#### RECORDS SHOWN
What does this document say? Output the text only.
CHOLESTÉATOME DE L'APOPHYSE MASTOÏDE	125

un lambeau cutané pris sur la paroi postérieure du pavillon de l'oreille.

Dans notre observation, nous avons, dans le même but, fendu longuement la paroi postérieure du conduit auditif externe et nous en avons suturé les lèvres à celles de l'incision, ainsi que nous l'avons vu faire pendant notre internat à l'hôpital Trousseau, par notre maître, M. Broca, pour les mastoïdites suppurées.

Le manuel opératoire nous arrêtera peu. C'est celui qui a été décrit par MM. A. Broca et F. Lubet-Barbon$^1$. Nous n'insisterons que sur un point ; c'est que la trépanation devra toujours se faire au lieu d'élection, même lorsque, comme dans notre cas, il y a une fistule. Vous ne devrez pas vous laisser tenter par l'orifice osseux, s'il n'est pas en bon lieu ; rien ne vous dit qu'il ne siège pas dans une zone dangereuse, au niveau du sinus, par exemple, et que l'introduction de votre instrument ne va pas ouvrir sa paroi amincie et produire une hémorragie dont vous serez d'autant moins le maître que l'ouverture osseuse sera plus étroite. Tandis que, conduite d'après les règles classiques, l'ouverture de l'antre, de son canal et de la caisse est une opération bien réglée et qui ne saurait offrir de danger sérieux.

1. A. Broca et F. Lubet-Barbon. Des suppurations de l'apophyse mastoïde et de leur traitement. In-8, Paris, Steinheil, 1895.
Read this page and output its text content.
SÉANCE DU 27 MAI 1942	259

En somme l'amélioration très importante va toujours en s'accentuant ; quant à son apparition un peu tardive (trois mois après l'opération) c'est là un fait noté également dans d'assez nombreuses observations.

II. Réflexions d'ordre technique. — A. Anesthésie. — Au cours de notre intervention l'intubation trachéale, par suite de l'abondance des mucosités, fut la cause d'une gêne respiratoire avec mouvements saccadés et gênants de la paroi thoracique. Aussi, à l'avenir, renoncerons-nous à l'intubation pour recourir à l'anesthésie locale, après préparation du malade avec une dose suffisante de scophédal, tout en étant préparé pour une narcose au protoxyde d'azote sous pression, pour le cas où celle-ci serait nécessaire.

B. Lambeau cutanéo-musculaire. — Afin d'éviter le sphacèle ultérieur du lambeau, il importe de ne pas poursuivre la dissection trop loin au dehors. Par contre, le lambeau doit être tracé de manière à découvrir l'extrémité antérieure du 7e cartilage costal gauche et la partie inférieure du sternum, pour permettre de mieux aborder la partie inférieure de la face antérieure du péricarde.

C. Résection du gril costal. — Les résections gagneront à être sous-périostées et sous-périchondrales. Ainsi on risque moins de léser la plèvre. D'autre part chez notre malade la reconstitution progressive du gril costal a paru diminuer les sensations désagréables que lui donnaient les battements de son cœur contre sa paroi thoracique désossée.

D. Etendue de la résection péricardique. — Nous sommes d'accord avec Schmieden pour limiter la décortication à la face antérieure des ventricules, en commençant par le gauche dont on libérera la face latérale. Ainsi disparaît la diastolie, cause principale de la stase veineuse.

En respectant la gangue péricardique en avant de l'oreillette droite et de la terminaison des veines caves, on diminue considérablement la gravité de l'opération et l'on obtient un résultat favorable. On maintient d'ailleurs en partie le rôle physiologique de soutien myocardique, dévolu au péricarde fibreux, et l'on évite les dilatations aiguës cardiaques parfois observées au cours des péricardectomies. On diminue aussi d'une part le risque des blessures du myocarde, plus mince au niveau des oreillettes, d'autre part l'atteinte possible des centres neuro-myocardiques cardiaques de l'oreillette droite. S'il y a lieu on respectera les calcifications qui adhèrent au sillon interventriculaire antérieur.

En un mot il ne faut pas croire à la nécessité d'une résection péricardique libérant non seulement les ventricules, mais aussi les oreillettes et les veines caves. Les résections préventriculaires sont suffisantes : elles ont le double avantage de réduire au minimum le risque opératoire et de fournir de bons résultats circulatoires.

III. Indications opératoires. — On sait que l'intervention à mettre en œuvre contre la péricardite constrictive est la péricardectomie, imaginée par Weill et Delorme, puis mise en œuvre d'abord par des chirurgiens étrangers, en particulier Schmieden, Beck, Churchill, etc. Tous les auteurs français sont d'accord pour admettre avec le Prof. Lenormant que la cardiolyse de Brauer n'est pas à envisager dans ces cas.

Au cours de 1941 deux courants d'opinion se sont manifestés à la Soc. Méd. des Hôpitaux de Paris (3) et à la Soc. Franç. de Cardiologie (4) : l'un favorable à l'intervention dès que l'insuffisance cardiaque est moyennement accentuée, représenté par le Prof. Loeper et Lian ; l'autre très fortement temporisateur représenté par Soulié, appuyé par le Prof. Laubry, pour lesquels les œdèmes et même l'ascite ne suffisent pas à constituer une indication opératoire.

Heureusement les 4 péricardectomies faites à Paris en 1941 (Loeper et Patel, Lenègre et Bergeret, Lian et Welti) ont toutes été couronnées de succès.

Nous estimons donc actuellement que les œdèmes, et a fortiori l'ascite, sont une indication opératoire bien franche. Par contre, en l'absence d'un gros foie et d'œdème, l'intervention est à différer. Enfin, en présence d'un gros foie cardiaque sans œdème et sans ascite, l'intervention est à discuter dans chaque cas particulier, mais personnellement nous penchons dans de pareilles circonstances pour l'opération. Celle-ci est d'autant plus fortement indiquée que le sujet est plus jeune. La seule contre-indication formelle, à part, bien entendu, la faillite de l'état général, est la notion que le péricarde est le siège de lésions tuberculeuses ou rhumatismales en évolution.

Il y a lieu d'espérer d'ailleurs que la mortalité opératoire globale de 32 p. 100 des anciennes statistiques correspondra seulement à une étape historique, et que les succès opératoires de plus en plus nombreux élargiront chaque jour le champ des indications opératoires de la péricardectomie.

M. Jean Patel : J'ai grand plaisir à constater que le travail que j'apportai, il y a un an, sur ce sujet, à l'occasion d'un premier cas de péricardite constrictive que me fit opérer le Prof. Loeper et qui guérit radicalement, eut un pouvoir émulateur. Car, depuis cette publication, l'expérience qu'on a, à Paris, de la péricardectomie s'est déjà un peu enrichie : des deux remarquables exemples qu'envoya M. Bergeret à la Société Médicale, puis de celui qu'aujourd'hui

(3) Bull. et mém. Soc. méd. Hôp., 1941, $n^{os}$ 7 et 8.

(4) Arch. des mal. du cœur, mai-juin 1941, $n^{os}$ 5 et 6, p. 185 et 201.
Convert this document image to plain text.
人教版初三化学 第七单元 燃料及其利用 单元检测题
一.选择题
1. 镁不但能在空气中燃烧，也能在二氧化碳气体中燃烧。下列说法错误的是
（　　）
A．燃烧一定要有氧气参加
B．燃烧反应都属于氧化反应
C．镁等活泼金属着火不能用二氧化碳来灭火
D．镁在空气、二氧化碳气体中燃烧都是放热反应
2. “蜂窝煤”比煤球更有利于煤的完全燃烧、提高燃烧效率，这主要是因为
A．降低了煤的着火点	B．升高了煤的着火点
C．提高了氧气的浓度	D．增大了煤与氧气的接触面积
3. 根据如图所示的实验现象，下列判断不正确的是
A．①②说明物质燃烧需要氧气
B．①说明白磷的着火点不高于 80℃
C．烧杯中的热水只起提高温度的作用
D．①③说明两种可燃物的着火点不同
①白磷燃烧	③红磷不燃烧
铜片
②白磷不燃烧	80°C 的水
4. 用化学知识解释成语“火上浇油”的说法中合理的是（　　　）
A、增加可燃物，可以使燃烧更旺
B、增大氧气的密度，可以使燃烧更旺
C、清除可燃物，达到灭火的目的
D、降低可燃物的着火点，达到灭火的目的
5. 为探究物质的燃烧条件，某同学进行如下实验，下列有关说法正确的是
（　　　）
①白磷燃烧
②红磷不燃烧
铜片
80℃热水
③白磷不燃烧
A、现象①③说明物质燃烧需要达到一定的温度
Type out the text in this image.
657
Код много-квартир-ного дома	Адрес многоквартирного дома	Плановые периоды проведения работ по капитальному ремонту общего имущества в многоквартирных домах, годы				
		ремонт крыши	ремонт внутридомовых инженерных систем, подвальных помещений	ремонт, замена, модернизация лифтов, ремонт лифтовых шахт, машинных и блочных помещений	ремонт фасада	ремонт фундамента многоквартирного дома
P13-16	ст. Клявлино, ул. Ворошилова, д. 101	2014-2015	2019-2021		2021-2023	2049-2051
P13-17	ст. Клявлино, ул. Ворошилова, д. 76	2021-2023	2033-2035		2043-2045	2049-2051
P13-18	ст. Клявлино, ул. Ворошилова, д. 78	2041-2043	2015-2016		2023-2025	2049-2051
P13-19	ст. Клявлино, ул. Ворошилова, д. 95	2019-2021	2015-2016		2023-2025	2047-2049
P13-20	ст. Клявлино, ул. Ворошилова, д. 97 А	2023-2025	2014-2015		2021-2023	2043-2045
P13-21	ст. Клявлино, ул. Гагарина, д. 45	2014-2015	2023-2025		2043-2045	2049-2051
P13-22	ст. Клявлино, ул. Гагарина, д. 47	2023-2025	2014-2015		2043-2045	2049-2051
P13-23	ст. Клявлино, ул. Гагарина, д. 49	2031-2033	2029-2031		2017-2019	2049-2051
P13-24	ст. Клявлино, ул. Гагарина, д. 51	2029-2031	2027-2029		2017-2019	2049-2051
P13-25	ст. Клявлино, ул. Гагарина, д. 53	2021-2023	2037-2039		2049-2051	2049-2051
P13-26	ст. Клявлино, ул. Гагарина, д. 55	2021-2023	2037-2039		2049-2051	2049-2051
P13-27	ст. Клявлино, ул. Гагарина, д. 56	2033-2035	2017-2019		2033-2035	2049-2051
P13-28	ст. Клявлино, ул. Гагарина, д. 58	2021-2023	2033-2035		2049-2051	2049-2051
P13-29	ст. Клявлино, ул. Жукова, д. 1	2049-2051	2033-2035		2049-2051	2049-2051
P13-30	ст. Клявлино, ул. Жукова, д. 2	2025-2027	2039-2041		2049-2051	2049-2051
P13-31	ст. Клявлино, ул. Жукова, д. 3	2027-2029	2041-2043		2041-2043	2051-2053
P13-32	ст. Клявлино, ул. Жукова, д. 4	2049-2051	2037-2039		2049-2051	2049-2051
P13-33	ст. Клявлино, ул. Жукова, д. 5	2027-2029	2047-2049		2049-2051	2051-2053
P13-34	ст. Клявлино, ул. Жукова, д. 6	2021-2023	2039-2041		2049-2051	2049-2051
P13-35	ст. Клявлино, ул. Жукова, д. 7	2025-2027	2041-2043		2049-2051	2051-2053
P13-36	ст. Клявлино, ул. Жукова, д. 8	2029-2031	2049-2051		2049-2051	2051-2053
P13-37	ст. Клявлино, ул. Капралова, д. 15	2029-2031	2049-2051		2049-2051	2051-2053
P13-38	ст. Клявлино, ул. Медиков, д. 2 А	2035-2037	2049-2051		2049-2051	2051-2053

#### YOUR INSTRUCTIONS
Give the number of lines in the records above that contain the word "document". Reply with that number alone.

#### EXERCISE SOLUTION
2